## EXCERPT
Data in incorrect format in hive table Avro

hive
avro

#1

I have imported an RDBMS table as avro and created an hive external table on top of that data.
My code looks like this:
sqoop import
–connect jdbc:mysql://nn01.itversity.com:3306/retail_db --username retail_dba --password itversity
–table orders --target-dir /user/phanimandava/orders2
–as-avrodatafile --compress --compression-codec org.apache.hadoop.io.compress.SnappyCodec

hdfs dfs -rm orders.avsc
hdfs dfs -put orders.avsc

CREATE EXTERNAL TABLE ORDERS2 STORED AS AVRO LOCATION ‘/user/phanimandava/orders’ TBLPROPERTIES(‘avro.schema.url’=’/user/phanimandava/orders.avsc’);

It displays BigInt values when tried to retrieve order_date.
When issues describe formatted command, it shows:
order_id int
order_date bigint
order_customer_id int
order_status string

I’m wondering if it is the way how avro data will be imported and how .avsc schema describes the data?

Can anyone please help me out how to read right from avsc and apply correct schema to data.

## PROBLEMS TO SOLVE
[A] From the Hive Avro post, copy the text from "When issues describe" up to and including "schema to data.".
[B] Name every column that the Hive Avro post's describe formatted output lists.

## DATA SHOWN
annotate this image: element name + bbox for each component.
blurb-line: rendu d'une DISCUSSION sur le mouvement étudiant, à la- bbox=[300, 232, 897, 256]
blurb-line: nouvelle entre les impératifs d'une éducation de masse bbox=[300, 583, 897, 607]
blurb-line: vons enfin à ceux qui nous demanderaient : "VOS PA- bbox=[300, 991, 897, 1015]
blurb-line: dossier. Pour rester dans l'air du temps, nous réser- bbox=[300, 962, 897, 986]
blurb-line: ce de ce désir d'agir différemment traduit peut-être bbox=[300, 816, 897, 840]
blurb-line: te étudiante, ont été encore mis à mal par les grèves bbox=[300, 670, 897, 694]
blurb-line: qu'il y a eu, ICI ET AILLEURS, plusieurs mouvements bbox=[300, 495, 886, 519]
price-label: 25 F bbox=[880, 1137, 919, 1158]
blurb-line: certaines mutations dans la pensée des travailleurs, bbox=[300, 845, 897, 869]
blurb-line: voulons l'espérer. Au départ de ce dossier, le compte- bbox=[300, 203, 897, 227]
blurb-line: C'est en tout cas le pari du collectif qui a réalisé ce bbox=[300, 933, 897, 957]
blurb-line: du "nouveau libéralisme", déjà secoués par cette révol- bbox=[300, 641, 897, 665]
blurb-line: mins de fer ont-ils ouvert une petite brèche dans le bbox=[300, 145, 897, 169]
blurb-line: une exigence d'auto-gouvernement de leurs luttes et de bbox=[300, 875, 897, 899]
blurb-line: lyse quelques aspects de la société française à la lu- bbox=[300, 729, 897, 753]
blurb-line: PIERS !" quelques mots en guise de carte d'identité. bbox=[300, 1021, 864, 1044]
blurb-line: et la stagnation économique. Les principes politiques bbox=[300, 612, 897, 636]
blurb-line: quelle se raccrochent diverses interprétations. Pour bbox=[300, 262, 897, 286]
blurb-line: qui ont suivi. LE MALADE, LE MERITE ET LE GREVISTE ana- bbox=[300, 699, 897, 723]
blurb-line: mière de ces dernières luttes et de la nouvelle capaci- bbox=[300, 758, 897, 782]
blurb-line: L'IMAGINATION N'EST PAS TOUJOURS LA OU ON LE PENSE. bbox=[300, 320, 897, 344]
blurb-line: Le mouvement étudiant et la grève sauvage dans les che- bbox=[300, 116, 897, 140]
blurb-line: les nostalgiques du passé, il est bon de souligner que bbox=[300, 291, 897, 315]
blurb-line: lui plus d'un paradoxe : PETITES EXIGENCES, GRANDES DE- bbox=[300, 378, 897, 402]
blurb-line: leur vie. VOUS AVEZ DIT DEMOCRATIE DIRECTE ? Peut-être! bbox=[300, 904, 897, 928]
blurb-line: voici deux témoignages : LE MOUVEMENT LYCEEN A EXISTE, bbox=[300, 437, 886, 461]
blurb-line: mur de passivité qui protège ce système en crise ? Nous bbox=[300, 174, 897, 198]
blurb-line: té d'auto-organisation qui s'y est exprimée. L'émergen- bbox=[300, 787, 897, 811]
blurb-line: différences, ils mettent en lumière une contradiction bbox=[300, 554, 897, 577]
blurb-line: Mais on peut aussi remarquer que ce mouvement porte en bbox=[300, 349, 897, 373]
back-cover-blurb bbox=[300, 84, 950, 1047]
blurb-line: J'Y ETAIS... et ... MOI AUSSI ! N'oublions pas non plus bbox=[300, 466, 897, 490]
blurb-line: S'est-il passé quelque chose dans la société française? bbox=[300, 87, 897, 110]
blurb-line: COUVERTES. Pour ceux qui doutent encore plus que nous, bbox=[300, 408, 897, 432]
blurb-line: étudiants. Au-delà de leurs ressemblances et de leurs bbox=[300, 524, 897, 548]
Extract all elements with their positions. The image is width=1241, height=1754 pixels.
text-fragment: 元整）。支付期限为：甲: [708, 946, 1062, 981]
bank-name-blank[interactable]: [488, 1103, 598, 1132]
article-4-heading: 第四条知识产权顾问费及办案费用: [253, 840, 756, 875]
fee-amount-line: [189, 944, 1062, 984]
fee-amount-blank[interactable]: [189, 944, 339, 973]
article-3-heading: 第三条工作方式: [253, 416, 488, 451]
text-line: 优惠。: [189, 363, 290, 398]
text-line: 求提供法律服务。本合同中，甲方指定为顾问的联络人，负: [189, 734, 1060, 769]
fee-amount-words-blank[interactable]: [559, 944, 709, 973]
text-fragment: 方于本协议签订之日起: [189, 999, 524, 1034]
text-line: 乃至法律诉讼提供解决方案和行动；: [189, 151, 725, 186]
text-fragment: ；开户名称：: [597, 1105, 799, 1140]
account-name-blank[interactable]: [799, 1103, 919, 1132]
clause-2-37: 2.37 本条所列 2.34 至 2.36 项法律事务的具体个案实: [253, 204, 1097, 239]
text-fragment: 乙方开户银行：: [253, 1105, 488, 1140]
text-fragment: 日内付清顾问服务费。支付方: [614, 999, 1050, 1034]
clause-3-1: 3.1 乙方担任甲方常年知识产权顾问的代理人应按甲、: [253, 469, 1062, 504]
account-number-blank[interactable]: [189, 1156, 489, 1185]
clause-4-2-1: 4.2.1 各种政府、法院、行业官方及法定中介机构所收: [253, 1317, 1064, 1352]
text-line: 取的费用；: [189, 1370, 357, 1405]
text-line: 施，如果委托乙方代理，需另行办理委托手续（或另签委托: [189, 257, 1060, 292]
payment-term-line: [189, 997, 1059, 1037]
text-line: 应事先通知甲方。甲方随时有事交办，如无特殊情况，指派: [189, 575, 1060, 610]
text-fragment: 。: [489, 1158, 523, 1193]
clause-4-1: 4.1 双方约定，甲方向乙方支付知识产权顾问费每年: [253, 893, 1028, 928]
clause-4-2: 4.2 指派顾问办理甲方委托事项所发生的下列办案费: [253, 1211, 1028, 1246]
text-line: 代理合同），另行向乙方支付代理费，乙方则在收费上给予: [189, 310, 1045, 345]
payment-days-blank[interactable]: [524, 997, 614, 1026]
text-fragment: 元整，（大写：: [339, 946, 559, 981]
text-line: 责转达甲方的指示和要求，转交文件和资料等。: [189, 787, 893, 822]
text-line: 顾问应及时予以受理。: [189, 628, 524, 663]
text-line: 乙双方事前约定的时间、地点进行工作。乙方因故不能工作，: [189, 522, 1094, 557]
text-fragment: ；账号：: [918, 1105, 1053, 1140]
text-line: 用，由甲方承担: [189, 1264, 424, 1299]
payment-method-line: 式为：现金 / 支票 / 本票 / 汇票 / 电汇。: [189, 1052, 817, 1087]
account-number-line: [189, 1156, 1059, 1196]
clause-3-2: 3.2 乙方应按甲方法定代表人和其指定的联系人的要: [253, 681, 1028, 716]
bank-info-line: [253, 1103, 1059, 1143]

## RESULTS
[A]
When issues describe formatted command, it shows:
order_id int
order_date bigint
order_customer_id int
order_status string

I’m wondering if it is the way how avro data will be imported and how .avsc schema describes the data?

Can anyone please help me out how to read right from avsc and apply correct schema to data.

[B] order_id, order_date, order_customer_id, order_status